Find each line with "жизни" and copy it.

(Records contained in a dataset)
########################################

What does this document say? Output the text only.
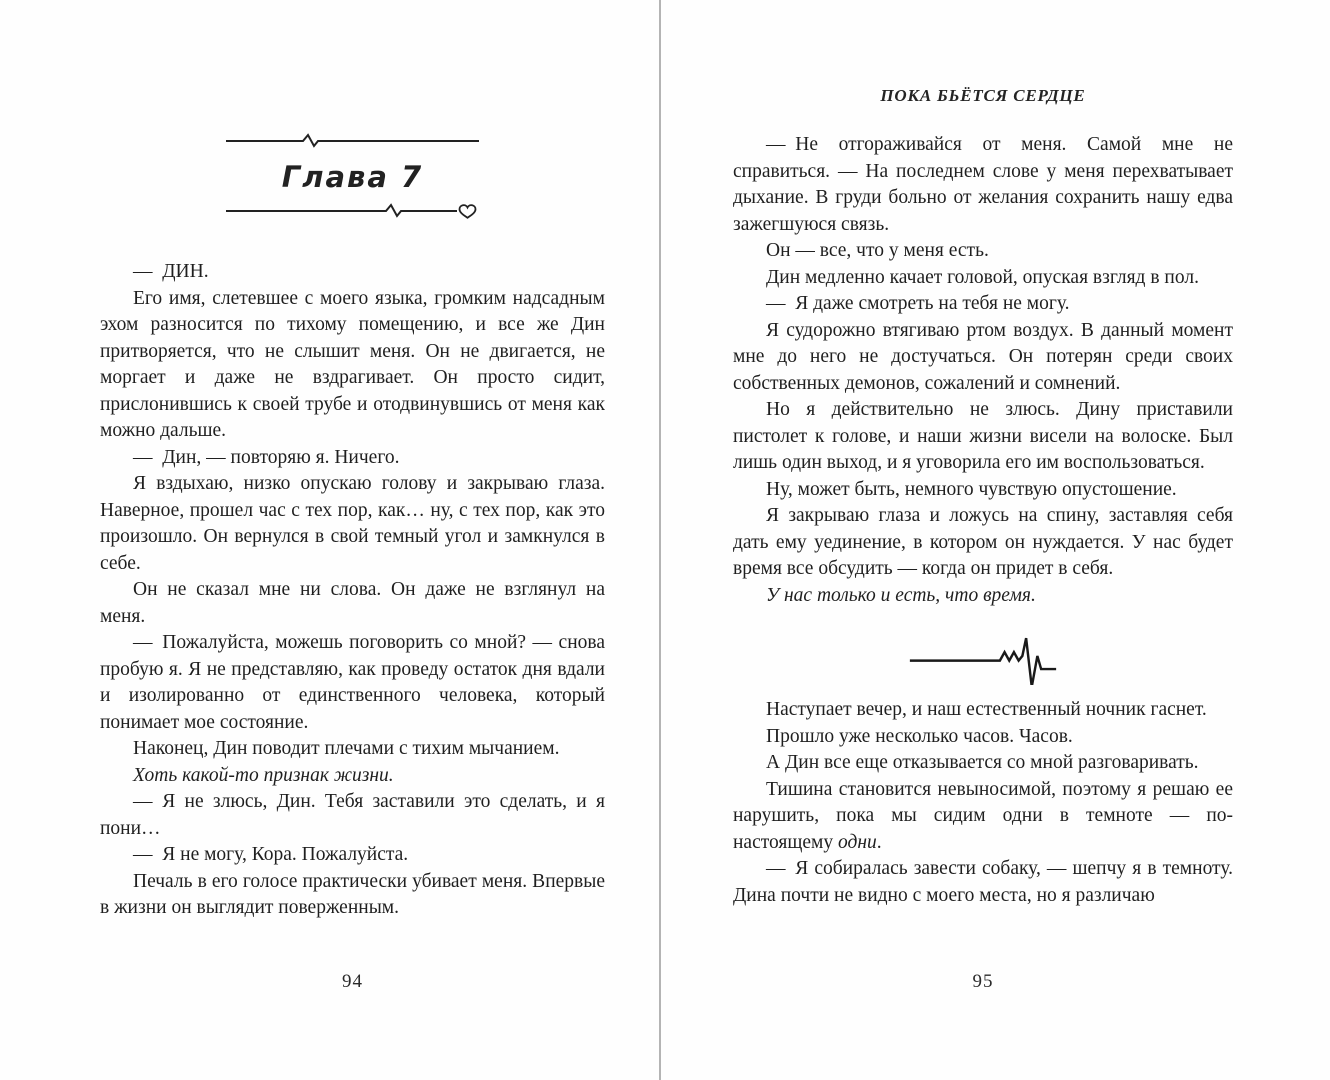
Глава 7

— ДИН.

Его имя, слетевшее с моего языка, громким надсадным эхом разносится по тихому помещению, и все же Дин притворяется, что не слышит меня. Он не двигается, не моргает и даже не вздрагивает. Он просто сидит, прислонившись к своей трубе и отодвинувшись от меня как можно дальше.

— Дин, — повторяю я. Ничего.

Я вздыхаю, низко опускаю голову и закрываю глаза. Наверное, прошел час с тех пор, как… ну, с тех пор, как это произошло. Он вернулся в свой темный угол и замкнулся в себе.

Он не сказал мне ни слова. Он даже не взглянул на меня.

— Пожалуйста, можешь поговорить со мной? — снова пробую я. Я не представляю, как проведу остаток дня вдали и изолированно от единственного человека, который понимает мое состояние.

Наконец, Дин поводит плечами с тихим мычанием.

Хоть какой-то признак жизни.

— Я не злюсь, Дин. Тебя заставили это сделать, и я пони…

— Я не могу, Кора. Пожалуйста.

Печаль в его голосе практически убивает меня. Впервые в жизни он выглядит поверженным.

94
ПОКА БЬЁТСЯ СЕРДЦЕ

— Не отгораживайся от меня. Самой мне не справиться. — На последнем слове у меня перехватывает дыхание. В груди больно от желания сохранить нашу едва зажегшуюся связь.

Он — все, что у меня есть.

Дин медленно качает головой, опуская взгляд в пол.

— Я даже смотреть на тебя не могу.

Я судорожно втягиваю ртом воздух. В данный момент мне до него не достучаться. Он потерян среди своих собственных демонов, сожалений и сомнений.

Но я действительно не злюсь. Дину приставили пистолет к голове, и наши жизни висели на волоске. Был лишь один выход, и я уговорила его им воспользоваться.

Ну, может быть, немного чувствую опустошение.

Я закрываю глаза и ложусь на спину, заставляя себя дать ему уединение, в котором он нуждается. У нас будет время все обсудить — когда он придет в себя.

У нас только и есть, что время.

Наступает вечер, и наш естественный ночник гаснет.

Прошло уже несколько часов. Часов.

А Дин все еще отказывается со мной разговаривать.

Тишина становится невыносимой, поэтому я решаю ее нарушить, пока мы сидим одни в темноте — по-настоящему одни.

— Я собиралась завести собаку, — шепчу я в темноту. Дина почти не видно с моего места, но я различаю

95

########################################

- _Result of this task_:
Хоть какой-то признак жизни.
Печаль в его голосе практически убивает меня. Впервые в жизни он выглядит поверженным.
Но я действительно не злюсь. Дину приставили пистолет к голове, и наши жизни висели на волоске. Был лишь один выход, и я уговорила его им воспользоваться.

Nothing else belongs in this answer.